Identify every line containing the word "upper" and reproduce each one.
* begin *
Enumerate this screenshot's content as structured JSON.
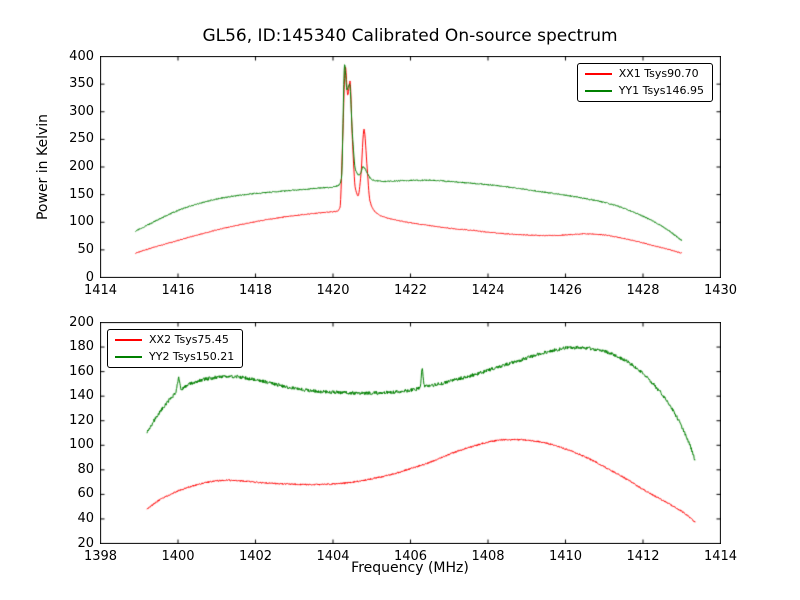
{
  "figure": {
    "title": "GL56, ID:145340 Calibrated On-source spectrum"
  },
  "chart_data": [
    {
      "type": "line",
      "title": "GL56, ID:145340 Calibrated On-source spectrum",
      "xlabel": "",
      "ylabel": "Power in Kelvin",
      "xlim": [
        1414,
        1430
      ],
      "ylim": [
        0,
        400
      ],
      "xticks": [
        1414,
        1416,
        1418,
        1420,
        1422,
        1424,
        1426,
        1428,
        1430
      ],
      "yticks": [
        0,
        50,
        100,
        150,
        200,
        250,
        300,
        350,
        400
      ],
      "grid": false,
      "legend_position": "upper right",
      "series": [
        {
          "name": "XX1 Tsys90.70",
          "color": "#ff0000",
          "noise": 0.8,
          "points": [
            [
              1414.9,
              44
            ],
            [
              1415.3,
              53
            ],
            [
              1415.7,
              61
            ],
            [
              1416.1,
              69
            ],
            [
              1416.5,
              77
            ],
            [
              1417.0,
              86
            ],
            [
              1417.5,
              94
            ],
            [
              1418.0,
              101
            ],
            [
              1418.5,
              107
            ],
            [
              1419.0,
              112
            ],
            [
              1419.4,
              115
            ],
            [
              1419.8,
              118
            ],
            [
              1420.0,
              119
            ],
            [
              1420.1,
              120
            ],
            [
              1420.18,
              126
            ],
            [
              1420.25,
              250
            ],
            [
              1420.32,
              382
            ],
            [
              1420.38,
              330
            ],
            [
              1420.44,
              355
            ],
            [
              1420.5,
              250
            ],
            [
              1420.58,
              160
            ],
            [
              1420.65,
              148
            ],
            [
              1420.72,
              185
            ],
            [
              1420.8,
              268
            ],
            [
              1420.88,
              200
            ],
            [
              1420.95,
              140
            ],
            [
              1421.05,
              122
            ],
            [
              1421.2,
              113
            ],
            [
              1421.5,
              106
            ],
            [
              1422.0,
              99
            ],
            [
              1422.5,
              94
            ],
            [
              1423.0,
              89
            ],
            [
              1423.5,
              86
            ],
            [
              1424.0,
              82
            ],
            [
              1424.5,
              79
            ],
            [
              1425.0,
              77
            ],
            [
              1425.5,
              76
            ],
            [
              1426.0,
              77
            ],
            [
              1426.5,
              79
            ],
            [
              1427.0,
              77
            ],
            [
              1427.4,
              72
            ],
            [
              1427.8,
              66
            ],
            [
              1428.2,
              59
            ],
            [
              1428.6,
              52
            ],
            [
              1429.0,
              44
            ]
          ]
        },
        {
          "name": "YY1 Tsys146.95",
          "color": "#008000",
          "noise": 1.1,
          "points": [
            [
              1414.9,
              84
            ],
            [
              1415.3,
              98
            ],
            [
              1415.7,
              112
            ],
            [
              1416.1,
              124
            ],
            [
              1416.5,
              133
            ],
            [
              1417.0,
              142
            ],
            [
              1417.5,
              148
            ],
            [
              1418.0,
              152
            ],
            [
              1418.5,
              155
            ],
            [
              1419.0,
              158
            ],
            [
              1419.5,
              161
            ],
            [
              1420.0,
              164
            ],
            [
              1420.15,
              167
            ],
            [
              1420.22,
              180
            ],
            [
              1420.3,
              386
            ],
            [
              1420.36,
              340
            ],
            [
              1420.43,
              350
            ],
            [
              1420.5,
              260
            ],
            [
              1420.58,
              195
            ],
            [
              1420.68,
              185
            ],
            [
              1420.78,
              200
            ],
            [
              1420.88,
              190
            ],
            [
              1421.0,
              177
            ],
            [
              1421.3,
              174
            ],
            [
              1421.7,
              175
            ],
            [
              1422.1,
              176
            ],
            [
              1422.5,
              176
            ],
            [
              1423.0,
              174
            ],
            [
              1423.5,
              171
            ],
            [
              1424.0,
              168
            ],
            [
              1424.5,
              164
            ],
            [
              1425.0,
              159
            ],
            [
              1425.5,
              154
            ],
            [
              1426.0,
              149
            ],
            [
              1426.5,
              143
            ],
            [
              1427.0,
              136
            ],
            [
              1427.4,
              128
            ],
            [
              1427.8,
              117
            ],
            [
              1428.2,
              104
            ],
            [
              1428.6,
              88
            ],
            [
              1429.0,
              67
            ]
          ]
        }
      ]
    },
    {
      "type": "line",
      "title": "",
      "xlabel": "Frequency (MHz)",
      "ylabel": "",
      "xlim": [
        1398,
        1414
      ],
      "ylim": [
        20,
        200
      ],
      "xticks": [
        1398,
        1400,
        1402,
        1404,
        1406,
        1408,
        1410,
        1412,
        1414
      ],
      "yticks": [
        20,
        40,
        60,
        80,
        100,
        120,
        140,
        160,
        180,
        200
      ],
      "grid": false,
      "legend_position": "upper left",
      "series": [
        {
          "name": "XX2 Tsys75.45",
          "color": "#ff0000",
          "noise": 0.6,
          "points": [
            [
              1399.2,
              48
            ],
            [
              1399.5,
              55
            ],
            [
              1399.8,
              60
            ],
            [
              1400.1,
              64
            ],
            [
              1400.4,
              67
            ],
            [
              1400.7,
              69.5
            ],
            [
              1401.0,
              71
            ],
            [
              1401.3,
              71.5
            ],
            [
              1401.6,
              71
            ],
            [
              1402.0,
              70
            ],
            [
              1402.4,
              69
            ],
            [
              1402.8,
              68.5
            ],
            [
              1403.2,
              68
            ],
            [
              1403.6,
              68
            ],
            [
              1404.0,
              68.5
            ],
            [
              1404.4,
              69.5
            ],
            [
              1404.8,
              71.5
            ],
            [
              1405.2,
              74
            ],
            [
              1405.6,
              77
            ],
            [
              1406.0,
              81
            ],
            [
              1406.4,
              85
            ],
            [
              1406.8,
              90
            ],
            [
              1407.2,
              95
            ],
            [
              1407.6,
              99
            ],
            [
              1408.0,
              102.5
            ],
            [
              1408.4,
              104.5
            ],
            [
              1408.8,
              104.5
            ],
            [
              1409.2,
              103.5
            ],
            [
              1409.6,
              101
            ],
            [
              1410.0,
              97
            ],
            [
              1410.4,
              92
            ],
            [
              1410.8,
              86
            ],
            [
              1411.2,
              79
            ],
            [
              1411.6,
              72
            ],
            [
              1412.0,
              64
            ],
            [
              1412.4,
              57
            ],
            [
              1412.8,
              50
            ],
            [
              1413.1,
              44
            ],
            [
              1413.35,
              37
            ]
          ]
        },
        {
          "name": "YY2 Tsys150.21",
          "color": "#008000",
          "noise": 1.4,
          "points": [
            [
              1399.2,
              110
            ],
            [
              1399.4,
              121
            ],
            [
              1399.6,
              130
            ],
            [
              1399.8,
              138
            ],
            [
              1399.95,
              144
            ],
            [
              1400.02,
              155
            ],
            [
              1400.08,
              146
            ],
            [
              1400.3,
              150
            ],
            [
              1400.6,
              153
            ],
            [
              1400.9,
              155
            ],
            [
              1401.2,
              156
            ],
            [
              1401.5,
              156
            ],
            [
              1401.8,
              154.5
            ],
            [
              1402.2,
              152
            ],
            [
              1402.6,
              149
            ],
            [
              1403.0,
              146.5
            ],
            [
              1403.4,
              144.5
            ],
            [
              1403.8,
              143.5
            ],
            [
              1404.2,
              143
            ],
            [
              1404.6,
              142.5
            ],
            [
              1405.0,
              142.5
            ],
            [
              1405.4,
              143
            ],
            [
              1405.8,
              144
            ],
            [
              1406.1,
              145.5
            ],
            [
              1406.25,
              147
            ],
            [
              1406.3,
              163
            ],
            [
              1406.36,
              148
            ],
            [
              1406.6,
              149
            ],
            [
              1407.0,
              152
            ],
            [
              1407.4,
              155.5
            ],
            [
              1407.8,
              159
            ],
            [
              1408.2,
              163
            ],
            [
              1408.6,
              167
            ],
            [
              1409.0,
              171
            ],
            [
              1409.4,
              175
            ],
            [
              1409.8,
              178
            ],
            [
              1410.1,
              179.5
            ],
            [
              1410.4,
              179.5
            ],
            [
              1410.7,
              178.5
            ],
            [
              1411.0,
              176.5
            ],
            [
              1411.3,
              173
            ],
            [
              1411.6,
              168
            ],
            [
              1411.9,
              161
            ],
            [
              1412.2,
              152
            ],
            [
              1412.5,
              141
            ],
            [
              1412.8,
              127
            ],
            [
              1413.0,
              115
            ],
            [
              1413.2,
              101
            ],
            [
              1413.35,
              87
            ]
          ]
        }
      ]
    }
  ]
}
* end *
* begin *
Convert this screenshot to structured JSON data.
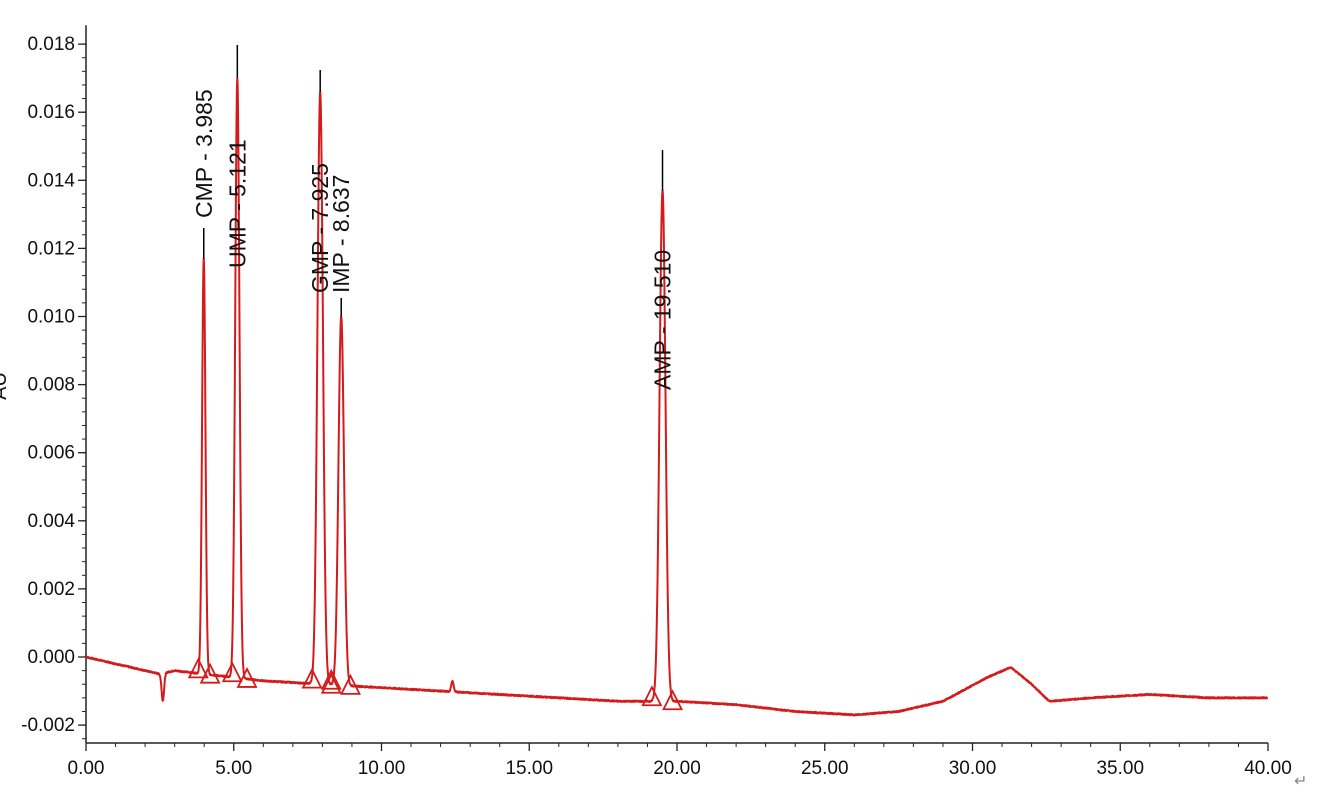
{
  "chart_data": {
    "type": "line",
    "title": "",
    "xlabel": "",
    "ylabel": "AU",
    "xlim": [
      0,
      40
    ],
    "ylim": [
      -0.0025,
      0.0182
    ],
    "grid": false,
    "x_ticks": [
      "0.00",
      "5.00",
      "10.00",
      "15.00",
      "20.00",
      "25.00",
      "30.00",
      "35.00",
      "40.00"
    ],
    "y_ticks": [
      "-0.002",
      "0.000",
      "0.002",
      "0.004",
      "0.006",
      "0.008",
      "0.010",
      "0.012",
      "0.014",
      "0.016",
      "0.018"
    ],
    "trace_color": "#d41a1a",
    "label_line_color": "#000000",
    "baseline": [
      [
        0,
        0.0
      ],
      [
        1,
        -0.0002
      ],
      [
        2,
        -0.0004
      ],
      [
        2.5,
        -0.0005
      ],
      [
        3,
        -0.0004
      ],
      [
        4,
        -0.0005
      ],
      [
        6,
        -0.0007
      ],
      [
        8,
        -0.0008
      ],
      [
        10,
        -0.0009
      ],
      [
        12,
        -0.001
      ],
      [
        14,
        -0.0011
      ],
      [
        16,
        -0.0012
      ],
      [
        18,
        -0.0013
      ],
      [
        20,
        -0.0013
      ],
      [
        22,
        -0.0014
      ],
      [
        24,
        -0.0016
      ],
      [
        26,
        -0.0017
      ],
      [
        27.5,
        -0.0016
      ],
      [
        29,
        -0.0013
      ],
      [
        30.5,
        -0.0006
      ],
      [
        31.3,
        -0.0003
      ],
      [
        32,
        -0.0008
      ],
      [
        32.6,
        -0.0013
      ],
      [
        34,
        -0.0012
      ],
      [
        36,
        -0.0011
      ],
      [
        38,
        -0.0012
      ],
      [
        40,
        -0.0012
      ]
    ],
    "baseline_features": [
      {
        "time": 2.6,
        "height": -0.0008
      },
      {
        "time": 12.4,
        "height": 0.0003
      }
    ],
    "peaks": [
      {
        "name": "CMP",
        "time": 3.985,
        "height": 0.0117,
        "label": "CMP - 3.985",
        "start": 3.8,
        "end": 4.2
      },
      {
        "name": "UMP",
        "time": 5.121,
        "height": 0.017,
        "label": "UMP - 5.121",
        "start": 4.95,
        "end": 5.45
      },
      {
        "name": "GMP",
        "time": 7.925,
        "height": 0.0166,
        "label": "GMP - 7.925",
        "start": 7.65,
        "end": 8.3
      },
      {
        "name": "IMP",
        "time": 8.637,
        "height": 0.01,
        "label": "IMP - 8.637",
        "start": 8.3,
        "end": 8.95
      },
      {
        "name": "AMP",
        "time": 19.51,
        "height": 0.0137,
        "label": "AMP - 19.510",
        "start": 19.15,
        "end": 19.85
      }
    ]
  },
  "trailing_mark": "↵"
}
* end *
* begin *
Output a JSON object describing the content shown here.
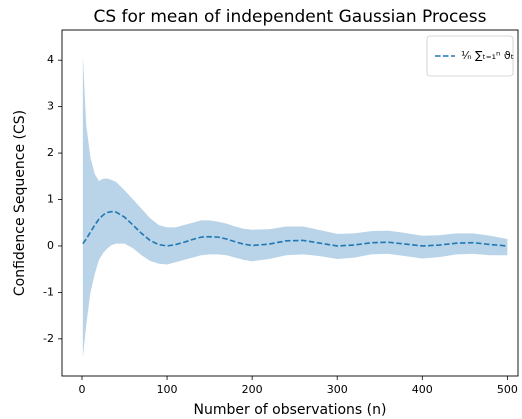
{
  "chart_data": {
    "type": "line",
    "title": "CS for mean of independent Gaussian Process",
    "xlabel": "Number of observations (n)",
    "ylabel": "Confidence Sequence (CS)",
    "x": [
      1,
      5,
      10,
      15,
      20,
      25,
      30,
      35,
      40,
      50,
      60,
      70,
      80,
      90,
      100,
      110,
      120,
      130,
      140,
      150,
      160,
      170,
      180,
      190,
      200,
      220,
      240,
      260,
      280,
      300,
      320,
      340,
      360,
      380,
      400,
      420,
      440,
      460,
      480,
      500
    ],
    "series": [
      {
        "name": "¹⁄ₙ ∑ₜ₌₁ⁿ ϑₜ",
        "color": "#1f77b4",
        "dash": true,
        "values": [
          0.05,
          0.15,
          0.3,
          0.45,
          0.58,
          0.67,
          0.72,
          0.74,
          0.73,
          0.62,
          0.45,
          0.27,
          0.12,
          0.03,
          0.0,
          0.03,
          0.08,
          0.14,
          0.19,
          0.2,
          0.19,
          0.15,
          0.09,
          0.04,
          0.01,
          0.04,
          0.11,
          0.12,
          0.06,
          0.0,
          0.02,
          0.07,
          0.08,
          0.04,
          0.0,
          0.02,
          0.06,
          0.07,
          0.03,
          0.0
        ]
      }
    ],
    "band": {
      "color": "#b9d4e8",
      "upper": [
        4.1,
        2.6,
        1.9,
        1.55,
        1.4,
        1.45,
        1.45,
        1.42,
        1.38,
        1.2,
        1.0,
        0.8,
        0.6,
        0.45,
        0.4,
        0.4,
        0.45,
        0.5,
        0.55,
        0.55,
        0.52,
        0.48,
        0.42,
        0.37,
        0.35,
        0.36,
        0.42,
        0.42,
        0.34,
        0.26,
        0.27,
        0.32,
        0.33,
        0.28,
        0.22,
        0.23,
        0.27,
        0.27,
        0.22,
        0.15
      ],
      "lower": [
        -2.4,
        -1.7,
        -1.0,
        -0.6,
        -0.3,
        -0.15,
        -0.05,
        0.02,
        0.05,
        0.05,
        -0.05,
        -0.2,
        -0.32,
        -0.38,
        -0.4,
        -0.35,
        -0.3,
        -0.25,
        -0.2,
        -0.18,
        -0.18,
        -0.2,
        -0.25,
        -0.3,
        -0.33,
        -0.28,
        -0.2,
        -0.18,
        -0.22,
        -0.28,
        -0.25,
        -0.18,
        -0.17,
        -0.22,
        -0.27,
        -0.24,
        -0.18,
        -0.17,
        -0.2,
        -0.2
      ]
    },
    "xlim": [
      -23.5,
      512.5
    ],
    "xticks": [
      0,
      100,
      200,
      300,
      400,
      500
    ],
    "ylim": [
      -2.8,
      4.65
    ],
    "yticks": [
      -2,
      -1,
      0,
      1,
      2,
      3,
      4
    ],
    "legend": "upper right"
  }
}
* end *
Completed exercise
      "legend_position": "upper right",
      "legend_position": "upper left",
      "upper": [
    "legend": "upper right"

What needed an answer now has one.